Data listing:
☆ ☆ ☆ ☆ ☆ ☆ ☆

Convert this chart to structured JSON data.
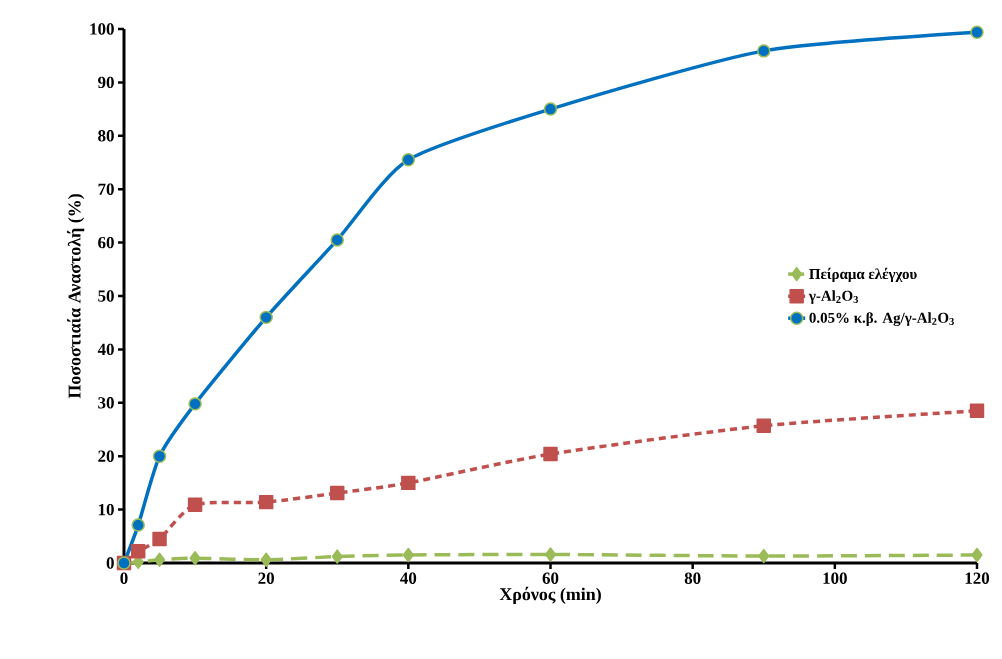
{
  "chart_data": {
    "type": "line",
    "xlabel": "Χρόνος (min)",
    "ylabel": "Ποσοστιαία Αναστολή (%)",
    "x": [
      0,
      2,
      5,
      10,
      20,
      30,
      40,
      60,
      90,
      120
    ],
    "series": [
      {
        "name": "Πείραμα ελέγχου",
        "color": "#9bbb59",
        "marker": "diamond",
        "line_style": "dashed",
        "values": [
          0,
          0.2,
          0.6,
          0.9,
          0.6,
          1.2,
          1.5,
          1.6,
          1.3,
          1.5
        ]
      },
      {
        "name": "γ-Al$_{2}$O$_{3}$",
        "color": "#c0504d",
        "marker": "square",
        "line_style": "dotted",
        "values": [
          0,
          2.2,
          4.5,
          10.9,
          11.4,
          13.1,
          15,
          20.4,
          25.7,
          28.5
        ]
      },
      {
        "name": "0.05% κ.β. Ag/γ-Al$_{2}$O$_{3}$",
        "color": "#0070c0",
        "marker": "circle",
        "line_style": "solid",
        "values": [
          0,
          7.1,
          20,
          29.8,
          46,
          60.5,
          75.5,
          85,
          95.9,
          99.4
        ]
      }
    ],
    "xlim": [
      0,
      120
    ],
    "ylim": [
      0,
      100
    ],
    "xticks": [
      0,
      20,
      40,
      60,
      80,
      100,
      120
    ],
    "yticks": [
      0,
      10,
      20,
      30,
      40,
      50,
      60,
      70,
      80,
      90,
      100
    ],
    "legend": "right",
    "grid": false
  }
}
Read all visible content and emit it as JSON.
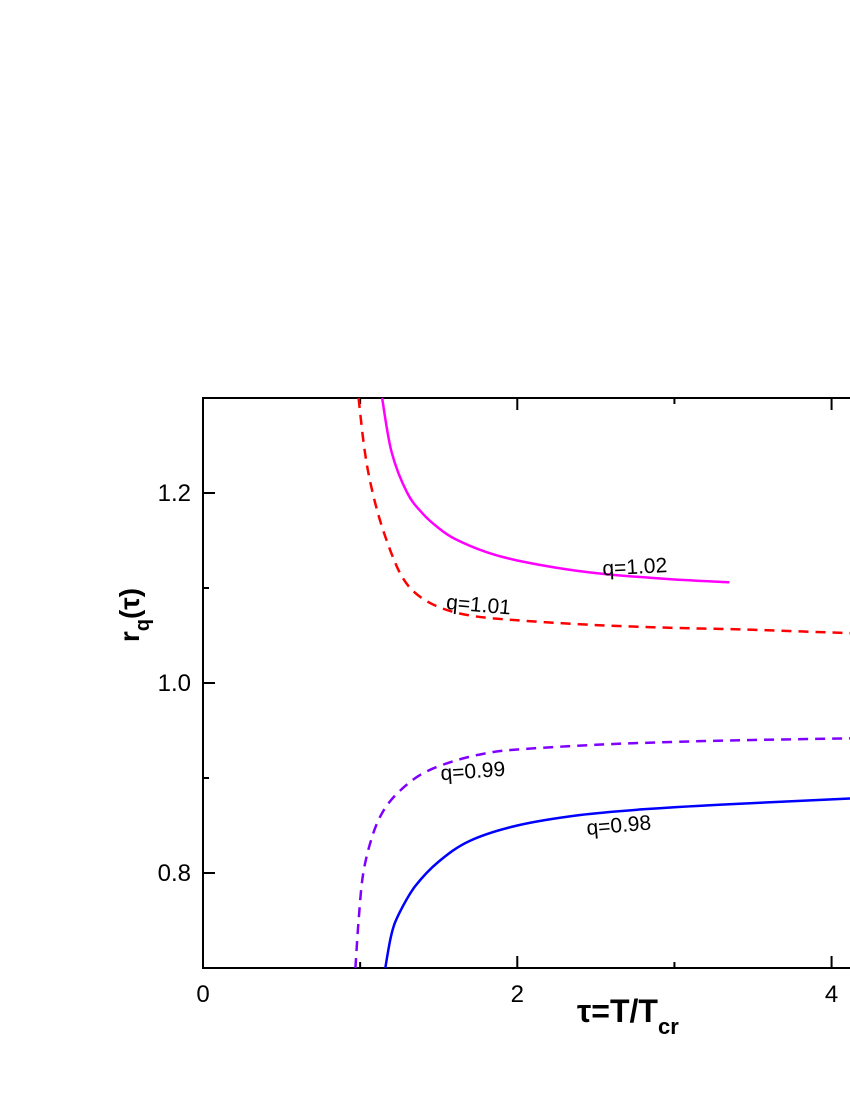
{
  "chart_data": {
    "type": "line",
    "xlabel": {
      "main": "τ=T/T",
      "sub": "cr"
    },
    "ylabel": {
      "main": "r",
      "sub": "q",
      "tail": "(τ)"
    },
    "xlim": [
      0,
      4.2
    ],
    "ylim": [
      0.7,
      1.3
    ],
    "xticks": [
      0,
      2,
      4
    ],
    "xtick_labels": [
      "0",
      "2",
      "4"
    ],
    "yticks": [
      0.8,
      1.0,
      1.2
    ],
    "ytick_labels": [
      "0.8",
      "1.0",
      "1.2"
    ],
    "grid": false,
    "series": [
      {
        "name": "q=1.02",
        "color": "#ff00ff",
        "dash": "solid",
        "points": [
          [
            1.14,
            1.3
          ],
          [
            1.2,
            1.243
          ],
          [
            1.3,
            1.2
          ],
          [
            1.4,
            1.178
          ],
          [
            1.5,
            1.163
          ],
          [
            1.6,
            1.152
          ],
          [
            1.8,
            1.138
          ],
          [
            2.0,
            1.129
          ],
          [
            2.3,
            1.12
          ],
          [
            2.6,
            1.114
          ],
          [
            3.0,
            1.109
          ],
          [
            3.35,
            1.106
          ]
        ]
      },
      {
        "name": "q=1.01",
        "color": "#ff0000",
        "dash": "dashed",
        "points": [
          [
            0.99,
            1.3
          ],
          [
            1.03,
            1.243
          ],
          [
            1.08,
            1.2
          ],
          [
            1.15,
            1.159
          ],
          [
            1.25,
            1.117
          ],
          [
            1.35,
            1.095
          ],
          [
            1.5,
            1.08
          ],
          [
            1.7,
            1.071
          ],
          [
            2.0,
            1.066
          ],
          [
            2.5,
            1.061
          ],
          [
            3.0,
            1.058
          ],
          [
            3.5,
            1.056
          ],
          [
            4.2,
            1.052
          ]
        ]
      },
      {
        "name": "q=0.99",
        "color": "#7f00ff",
        "dash": "dashed",
        "points": [
          [
            0.97,
            0.7
          ],
          [
            0.99,
            0.75
          ],
          [
            1.02,
            0.8
          ],
          [
            1.08,
            0.84
          ],
          [
            1.15,
            0.866
          ],
          [
            1.25,
            0.886
          ],
          [
            1.4,
            0.905
          ],
          [
            1.6,
            0.918
          ],
          [
            1.8,
            0.926
          ],
          [
            2.0,
            0.93
          ],
          [
            2.5,
            0.935
          ],
          [
            3.0,
            0.938
          ],
          [
            3.5,
            0.94
          ],
          [
            4.2,
            0.942
          ]
        ]
      },
      {
        "name": "q=0.98",
        "color": "#0000ff",
        "dash": "solid",
        "points": [
          [
            1.16,
            0.7
          ],
          [
            1.2,
            0.736
          ],
          [
            1.25,
            0.758
          ],
          [
            1.35,
            0.786
          ],
          [
            1.5,
            0.812
          ],
          [
            1.7,
            0.834
          ],
          [
            2.0,
            0.85
          ],
          [
            2.4,
            0.861
          ],
          [
            2.8,
            0.867
          ],
          [
            3.3,
            0.872
          ],
          [
            4.2,
            0.879
          ]
        ]
      }
    ],
    "annotations": [
      {
        "text": "q=1.02",
        "x": 2.75,
        "y": 1.115,
        "rotate": -3
      },
      {
        "text": "q=1.01",
        "x": 1.75,
        "y": 1.075,
        "rotate": 5
      },
      {
        "text": "q=0.99",
        "x": 1.72,
        "y": 0.9,
        "rotate": -4
      },
      {
        "text": "q=0.98",
        "x": 2.65,
        "y": 0.843,
        "rotate": -5
      }
    ]
  }
}
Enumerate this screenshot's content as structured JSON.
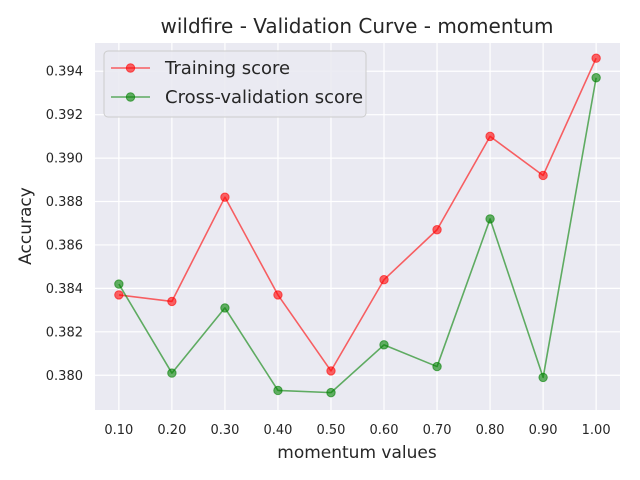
{
  "chart_data": {
    "type": "line",
    "title": "wildfire - Validation Curve - momentum",
    "xlabel": "momentum values",
    "ylabel": "Accuracy",
    "x": [
      0.1,
      0.2,
      0.3,
      0.4,
      0.5,
      0.6,
      0.7,
      0.8,
      0.9,
      1.0
    ],
    "x_tick_labels": [
      "0.10",
      "0.20",
      "0.30",
      "0.40",
      "0.50",
      "0.60",
      "0.70",
      "0.80",
      "0.90",
      "1.00"
    ],
    "y_ticks": [
      0.38,
      0.382,
      0.384,
      0.386,
      0.388,
      0.39,
      0.392,
      0.394
    ],
    "y_tick_labels": [
      "0.380",
      "0.382",
      "0.384",
      "0.386",
      "0.388",
      "0.390",
      "0.392",
      "0.394"
    ],
    "xlim": [
      0.055,
      1.045
    ],
    "ylim": [
      0.3784,
      0.3953
    ],
    "grid": true,
    "legend_position": "top-left",
    "series": [
      {
        "name": "Training score",
        "color": "#ff0000",
        "values": [
          0.3837,
          0.3834,
          0.3882,
          0.3837,
          0.3802,
          0.3844,
          0.3867,
          0.391,
          0.3892,
          0.3946
        ]
      },
      {
        "name": "Cross-validation score",
        "color": "#008000",
        "values": [
          0.3842,
          0.3801,
          0.3831,
          0.3793,
          0.3792,
          0.3814,
          0.3804,
          0.3872,
          0.3799,
          0.3937
        ]
      }
    ]
  }
}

☆ ☆ ☆ ☆ ☆ ☆ ☆

Exercise goal: Copy verbatim the span that opens at the line with "Enumerate this screenshot's" and closes at the final line of the listing. Do not carry over any pictures.

Solution to the exercise:
Enumerate this screenshot's content as structured JSON.
{
  "chart_data": {
    "type": "line",
    "title": "wildfire - Validation Curve - momentum",
    "xlabel": "momentum values",
    "ylabel": "Accuracy",
    "x": [
      0.1,
      0.2,
      0.3,
      0.4,
      0.5,
      0.6,
      0.7,
      0.8,
      0.9,
      1.0
    ],
    "x_tick_labels": [
      "0.10",
      "0.20",
      "0.30",
      "0.40",
      "0.50",
      "0.60",
      "0.70",
      "0.80",
      "0.90",
      "1.00"
    ],
    "y_ticks": [
      0.38,
      0.382,
      0.384,
      0.386,
      0.388,
      0.39,
      0.392,
      0.394
    ],
    "y_tick_labels": [
      "0.380",
      "0.382",
      "0.384",
      "0.386",
      "0.388",
      "0.390",
      "0.392",
      "0.394"
    ],
    "xlim": [
      0.055,
      1.045
    ],
    "ylim": [
      0.3784,
      0.3953
    ],
    "grid": true,
    "legend_position": "top-left",
    "series": [
      {
        "name": "Training score",
        "color": "#ff0000",
        "values": [
          0.3837,
          0.3834,
          0.3882,
          0.3837,
          0.3802,
          0.3844,
          0.3867,
          0.391,
          0.3892,
          0.3946
        ]
      },
      {
        "name": "Cross-validation score",
        "color": "#008000",
        "values": [
          0.3842,
          0.3801,
          0.3831,
          0.3793,
          0.3792,
          0.3814,
          0.3804,
          0.3872,
          0.3799,
          0.3937
        ]
      }
    ]
  }
}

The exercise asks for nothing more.